[Rows from a dataset]
##########
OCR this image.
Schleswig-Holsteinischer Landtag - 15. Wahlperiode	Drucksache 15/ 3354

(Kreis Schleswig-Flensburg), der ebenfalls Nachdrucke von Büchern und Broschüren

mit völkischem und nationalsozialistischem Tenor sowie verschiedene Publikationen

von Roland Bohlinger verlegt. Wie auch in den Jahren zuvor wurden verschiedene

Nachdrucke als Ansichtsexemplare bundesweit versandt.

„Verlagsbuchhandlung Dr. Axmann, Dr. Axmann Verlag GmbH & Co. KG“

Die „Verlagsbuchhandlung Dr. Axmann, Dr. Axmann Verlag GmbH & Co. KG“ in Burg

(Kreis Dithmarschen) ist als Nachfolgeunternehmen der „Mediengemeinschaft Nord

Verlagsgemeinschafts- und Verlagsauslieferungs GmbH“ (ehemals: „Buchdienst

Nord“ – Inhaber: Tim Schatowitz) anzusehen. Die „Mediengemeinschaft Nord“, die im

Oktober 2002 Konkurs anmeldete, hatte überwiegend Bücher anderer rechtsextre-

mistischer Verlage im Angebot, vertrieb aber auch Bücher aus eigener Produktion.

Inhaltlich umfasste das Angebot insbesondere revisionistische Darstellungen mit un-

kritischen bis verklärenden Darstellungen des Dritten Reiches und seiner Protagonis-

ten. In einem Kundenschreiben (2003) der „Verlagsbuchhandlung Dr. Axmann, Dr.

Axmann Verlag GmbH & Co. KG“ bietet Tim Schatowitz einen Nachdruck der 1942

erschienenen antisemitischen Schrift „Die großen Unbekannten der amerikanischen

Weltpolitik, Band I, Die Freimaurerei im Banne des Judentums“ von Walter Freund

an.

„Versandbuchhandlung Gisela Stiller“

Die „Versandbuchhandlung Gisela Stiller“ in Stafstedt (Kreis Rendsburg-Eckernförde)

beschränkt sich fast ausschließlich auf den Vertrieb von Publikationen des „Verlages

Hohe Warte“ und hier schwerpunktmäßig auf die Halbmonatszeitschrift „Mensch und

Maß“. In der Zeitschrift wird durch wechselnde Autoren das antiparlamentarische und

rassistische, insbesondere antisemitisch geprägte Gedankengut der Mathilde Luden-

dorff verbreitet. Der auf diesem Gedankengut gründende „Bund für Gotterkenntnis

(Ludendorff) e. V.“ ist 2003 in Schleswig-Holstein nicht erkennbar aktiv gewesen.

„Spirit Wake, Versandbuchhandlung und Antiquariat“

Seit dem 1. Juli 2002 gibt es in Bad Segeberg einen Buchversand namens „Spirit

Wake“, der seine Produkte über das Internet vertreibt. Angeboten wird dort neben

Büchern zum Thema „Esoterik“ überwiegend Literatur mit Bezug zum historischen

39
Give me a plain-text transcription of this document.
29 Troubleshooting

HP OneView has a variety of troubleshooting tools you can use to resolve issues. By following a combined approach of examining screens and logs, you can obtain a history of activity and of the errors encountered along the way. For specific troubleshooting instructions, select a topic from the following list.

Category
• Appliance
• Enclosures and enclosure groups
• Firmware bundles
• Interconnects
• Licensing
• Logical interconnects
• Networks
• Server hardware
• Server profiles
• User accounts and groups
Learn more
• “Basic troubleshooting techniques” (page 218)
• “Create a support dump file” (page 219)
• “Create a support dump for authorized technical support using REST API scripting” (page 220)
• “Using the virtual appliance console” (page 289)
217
##########
:: REQUIREMENT ::
Exactly reproduce the lines that run from the line with "Give me a plain-text" through the last line of the records, inclusive.

:: TASK OUTPUT ::
Give me a plain-text transcription of this document.
29 Troubleshooting

HP OneView has a variety of troubleshooting tools you can use to resolve issues. By following a combined approach of examining screens and logs, you can obtain a history of activity and of the errors encountered along the way. For specific troubleshooting instructions, select a topic from the following list.

Category
• Appliance
• Enclosures and enclosure groups
• Firmware bundles
• Interconnects
• Licensing
• Logical interconnects
• Networks
• Server hardware
• Server profiles
• User accounts and groups
Learn more
• “Basic troubleshooting techniques” (page 218)
• “Create a support dump file” (page 219)
• “Create a support dump for authorized technical support using REST API scripting” (page 220)
• “Using the virtual appliance console” (page 289)
217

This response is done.